Spatial annotation records.
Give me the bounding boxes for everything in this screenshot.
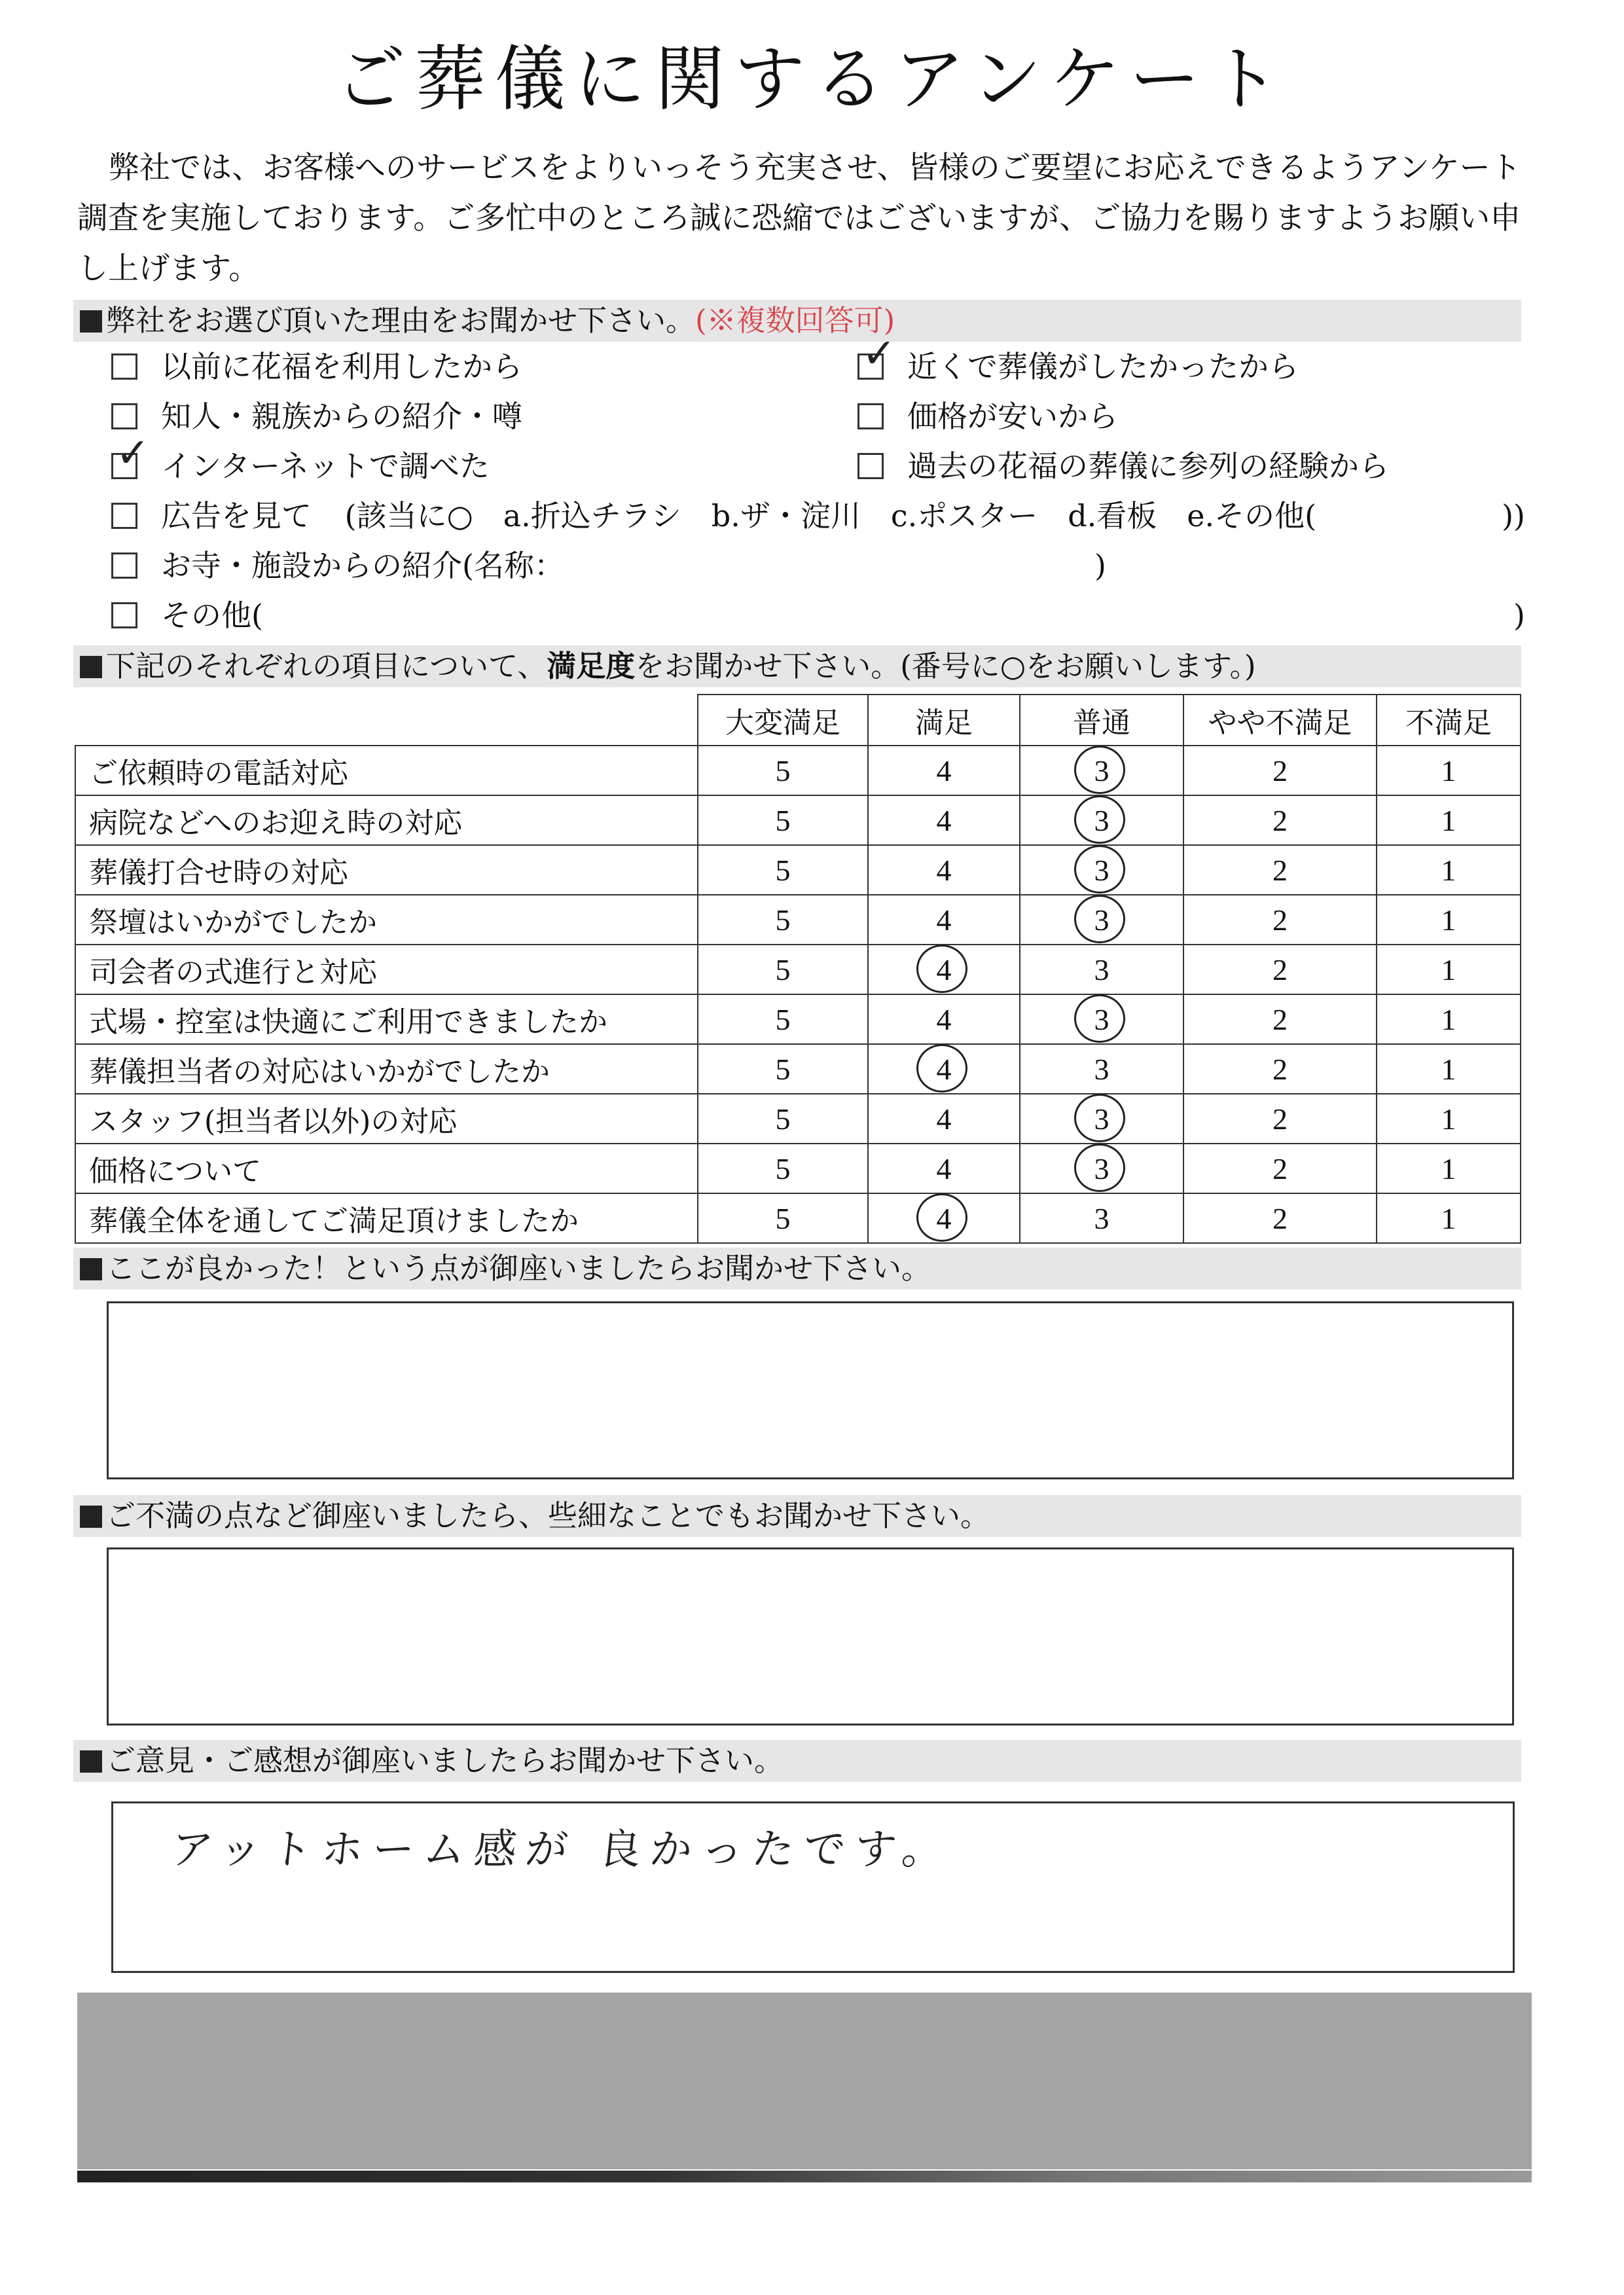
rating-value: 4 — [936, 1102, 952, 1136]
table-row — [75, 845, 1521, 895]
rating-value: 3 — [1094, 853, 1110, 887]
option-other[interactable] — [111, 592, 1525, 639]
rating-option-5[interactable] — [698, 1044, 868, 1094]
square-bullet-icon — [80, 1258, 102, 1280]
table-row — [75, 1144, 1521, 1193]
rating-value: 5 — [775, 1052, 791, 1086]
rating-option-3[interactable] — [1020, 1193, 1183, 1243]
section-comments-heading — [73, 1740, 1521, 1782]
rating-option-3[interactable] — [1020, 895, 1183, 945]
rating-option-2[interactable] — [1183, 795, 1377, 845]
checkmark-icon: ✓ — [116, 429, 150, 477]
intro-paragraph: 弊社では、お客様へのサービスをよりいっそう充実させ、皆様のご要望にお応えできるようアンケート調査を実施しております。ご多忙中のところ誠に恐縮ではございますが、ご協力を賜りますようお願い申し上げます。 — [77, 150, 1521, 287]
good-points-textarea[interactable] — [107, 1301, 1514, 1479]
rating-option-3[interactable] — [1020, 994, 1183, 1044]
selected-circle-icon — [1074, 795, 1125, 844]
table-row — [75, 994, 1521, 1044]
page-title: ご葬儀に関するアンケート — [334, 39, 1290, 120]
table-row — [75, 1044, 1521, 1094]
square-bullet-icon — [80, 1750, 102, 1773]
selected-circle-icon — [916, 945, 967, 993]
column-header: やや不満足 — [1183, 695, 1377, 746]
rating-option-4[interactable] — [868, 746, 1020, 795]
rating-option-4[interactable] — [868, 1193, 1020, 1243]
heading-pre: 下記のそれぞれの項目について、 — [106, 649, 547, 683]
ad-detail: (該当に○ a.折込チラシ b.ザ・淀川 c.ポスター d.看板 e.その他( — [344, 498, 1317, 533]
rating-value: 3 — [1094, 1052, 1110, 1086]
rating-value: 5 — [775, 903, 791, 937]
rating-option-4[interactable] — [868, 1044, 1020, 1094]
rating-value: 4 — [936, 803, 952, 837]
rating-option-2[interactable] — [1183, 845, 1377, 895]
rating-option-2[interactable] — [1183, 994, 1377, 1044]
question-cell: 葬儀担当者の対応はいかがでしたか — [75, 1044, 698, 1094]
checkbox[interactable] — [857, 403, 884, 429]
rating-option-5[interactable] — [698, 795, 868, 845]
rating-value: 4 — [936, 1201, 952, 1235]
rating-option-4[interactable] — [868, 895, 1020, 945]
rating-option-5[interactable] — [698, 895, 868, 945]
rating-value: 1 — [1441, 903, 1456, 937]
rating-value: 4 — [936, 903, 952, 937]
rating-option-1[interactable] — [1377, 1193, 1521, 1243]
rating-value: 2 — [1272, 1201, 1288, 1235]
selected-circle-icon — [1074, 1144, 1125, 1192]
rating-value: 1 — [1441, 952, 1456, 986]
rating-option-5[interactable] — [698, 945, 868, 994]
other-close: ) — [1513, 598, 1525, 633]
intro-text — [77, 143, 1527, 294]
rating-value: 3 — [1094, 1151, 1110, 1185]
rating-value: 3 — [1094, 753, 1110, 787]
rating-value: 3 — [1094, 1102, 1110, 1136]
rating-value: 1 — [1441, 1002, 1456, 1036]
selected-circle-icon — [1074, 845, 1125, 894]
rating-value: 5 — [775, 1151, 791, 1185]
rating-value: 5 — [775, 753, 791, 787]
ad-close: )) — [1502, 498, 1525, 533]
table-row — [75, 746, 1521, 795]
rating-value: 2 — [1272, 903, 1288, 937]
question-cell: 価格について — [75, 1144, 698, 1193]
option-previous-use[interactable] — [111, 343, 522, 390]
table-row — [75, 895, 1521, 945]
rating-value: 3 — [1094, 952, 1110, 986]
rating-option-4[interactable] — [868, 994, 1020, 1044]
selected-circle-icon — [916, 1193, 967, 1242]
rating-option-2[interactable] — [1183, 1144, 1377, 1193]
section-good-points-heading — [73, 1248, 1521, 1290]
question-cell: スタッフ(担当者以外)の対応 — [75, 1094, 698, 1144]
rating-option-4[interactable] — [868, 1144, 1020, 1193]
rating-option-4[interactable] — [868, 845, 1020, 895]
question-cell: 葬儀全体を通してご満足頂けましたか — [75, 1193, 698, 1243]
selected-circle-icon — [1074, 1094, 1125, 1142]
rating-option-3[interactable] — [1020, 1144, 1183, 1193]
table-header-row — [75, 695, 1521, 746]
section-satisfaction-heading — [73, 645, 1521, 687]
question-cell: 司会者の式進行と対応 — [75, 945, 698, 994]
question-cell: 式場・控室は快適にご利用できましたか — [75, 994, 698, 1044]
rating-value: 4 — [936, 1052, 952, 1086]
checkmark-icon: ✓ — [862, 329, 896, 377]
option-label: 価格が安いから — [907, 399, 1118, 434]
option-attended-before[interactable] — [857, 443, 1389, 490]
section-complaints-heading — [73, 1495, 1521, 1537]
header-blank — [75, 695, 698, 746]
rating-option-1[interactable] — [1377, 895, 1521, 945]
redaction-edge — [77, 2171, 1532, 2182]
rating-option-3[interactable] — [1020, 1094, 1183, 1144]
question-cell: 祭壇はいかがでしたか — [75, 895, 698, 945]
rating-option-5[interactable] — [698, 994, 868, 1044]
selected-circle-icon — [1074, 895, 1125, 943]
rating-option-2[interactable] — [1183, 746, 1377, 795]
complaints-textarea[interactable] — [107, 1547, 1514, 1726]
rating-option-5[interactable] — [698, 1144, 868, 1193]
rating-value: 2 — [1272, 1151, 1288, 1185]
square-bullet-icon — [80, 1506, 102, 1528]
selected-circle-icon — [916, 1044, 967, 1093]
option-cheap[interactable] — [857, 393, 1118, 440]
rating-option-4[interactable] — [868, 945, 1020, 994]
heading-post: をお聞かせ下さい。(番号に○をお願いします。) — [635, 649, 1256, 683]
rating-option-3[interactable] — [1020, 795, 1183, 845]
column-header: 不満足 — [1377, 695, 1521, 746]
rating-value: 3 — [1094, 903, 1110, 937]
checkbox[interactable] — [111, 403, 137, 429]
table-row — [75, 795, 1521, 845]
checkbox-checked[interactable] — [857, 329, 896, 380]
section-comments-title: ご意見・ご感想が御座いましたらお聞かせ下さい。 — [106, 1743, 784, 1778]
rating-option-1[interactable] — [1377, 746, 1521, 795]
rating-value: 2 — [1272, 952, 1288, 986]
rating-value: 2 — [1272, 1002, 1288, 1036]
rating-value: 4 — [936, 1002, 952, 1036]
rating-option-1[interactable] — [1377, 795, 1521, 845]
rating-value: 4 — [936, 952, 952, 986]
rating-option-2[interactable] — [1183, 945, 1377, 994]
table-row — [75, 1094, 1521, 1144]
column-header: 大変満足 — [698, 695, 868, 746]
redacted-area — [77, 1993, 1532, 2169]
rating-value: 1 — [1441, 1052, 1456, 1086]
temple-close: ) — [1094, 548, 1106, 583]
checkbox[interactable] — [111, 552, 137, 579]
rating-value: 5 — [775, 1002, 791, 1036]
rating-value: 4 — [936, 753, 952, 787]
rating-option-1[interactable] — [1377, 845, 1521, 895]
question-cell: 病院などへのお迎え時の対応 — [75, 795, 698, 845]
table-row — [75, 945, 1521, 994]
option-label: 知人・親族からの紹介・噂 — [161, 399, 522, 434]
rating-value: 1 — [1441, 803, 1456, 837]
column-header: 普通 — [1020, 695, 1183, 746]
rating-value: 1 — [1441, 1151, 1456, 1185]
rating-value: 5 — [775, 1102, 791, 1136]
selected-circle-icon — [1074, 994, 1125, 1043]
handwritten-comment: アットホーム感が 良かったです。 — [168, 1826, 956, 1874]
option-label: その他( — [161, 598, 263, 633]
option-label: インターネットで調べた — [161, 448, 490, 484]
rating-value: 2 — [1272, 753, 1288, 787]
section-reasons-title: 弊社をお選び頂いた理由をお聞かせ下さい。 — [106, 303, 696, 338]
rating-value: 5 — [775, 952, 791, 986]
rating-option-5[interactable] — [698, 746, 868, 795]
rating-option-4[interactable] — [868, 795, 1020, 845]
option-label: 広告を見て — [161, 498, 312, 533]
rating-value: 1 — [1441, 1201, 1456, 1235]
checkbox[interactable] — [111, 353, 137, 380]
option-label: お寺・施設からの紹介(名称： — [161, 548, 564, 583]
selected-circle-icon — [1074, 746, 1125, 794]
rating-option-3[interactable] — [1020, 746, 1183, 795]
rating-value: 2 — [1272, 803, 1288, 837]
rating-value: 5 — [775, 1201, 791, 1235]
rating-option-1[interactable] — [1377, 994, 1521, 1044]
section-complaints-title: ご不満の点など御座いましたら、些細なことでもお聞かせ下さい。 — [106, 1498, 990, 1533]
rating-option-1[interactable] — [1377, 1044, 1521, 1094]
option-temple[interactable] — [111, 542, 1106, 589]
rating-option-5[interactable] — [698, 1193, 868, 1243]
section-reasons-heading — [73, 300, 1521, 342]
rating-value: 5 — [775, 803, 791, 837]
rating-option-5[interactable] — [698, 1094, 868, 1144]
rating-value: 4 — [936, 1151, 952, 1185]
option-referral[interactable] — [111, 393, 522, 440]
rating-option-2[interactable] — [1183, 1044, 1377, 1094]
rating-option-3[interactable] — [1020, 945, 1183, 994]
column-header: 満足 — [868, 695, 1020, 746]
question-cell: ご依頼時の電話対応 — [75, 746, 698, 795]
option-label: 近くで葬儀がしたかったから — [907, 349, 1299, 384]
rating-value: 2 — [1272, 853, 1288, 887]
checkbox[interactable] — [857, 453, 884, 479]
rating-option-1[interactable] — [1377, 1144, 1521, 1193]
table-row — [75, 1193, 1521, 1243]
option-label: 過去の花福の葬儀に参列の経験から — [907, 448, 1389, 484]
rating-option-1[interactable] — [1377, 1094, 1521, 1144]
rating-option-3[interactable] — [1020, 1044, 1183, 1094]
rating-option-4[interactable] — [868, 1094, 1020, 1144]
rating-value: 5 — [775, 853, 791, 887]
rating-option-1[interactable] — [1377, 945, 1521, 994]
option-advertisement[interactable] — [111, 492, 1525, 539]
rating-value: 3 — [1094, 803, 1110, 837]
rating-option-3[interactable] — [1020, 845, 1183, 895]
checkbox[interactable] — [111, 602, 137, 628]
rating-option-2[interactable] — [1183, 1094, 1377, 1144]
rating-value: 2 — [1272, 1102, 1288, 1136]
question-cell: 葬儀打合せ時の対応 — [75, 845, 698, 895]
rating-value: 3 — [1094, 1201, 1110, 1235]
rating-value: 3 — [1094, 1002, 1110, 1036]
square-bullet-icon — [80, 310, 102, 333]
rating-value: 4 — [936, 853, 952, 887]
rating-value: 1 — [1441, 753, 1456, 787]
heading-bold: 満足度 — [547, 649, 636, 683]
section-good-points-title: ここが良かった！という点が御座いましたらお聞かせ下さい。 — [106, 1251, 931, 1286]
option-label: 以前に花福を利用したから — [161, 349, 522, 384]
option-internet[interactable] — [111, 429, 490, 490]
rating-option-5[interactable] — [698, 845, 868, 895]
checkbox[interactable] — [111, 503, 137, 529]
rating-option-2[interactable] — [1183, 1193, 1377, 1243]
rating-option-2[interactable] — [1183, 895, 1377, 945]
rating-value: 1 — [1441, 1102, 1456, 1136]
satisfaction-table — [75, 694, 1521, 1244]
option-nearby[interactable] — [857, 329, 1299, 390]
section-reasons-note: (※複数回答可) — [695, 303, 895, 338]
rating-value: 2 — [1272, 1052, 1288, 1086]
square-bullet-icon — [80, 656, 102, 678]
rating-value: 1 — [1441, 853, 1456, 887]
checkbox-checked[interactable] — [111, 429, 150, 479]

Requirements.
Update the listing from the line with "rating-value: 4 — [936, 1102, 952, 1136]" up to and including the line with "rating-option-3[interactable] — [1020, 895, 1183, 945]", replacing "table-row" with "survey-row" and leaving everything else unchanged. Give back only those lines.

Response to the exercise.
rating-value: 4 — [936, 1102, 952, 1136]
survey-row — [75, 845, 1521, 895]
rating-value: 3 — [1094, 853, 1110, 887]
option-other[interactable] — [111, 592, 1525, 639]
rating-option-5[interactable] — [698, 1044, 868, 1094]
square-bullet-icon — [80, 1258, 102, 1280]
survey-row — [75, 1144, 1521, 1193]
rating-value: 5 — [775, 1052, 791, 1086]
rating-option-3[interactable] — [1020, 1193, 1183, 1243]
section-comments-heading — [73, 1740, 1521, 1782]
rating-option-3[interactable] — [1020, 895, 1183, 945]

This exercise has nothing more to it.